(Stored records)
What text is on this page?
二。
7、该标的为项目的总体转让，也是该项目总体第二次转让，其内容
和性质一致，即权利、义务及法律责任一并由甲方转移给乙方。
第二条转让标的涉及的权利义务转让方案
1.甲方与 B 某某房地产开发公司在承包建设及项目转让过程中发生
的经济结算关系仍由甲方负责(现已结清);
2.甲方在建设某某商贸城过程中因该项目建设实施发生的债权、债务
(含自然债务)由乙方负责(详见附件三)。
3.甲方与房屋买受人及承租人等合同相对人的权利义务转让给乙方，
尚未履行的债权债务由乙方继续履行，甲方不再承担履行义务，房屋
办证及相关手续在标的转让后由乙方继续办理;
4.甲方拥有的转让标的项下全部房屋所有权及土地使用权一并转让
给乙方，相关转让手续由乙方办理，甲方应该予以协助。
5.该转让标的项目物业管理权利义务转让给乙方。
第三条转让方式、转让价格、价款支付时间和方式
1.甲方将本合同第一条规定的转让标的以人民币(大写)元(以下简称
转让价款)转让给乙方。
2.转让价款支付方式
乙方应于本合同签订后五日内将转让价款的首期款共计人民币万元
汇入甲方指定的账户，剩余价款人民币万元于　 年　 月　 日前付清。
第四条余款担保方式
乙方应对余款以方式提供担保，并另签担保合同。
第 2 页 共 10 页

» Written request
Write all of the records out again exactly.

» Solution to this task
What text is on this page?
二。
7、该标的为项目的总体转让，也是该项目总体第二次转让，其内容
和性质一致，即权利、义务及法律责任一并由甲方转移给乙方。
第二条转让标的涉及的权利义务转让方案
1.甲方与 B 某某房地产开发公司在承包建设及项目转让过程中发生
的经济结算关系仍由甲方负责(现已结清);
2.甲方在建设某某商贸城过程中因该项目建设实施发生的债权、债务
(含自然债务)由乙方负责(详见附件三)。
3.甲方与房屋买受人及承租人等合同相对人的权利义务转让给乙方，
尚未履行的债权债务由乙方继续履行，甲方不再承担履行义务，房屋
办证及相关手续在标的转让后由乙方继续办理;
4.甲方拥有的转让标的项下全部房屋所有权及土地使用权一并转让
给乙方，相关转让手续由乙方办理，甲方应该予以协助。
5.该转让标的项目物业管理权利义务转让给乙方。
第三条转让方式、转让价格、价款支付时间和方式
1.甲方将本合同第一条规定的转让标的以人民币(大写)元(以下简称
转让价款)转让给乙方。
2.转让价款支付方式
乙方应于本合同签订后五日内将转让价款的首期款共计人民币万元
汇入甲方指定的账户，剩余价款人民币万元于　 年　 月　 日前付清。
第四条余款担保方式
乙方应对余款以方式提供担保，并另签担保合同。
第 2 页 共 10 页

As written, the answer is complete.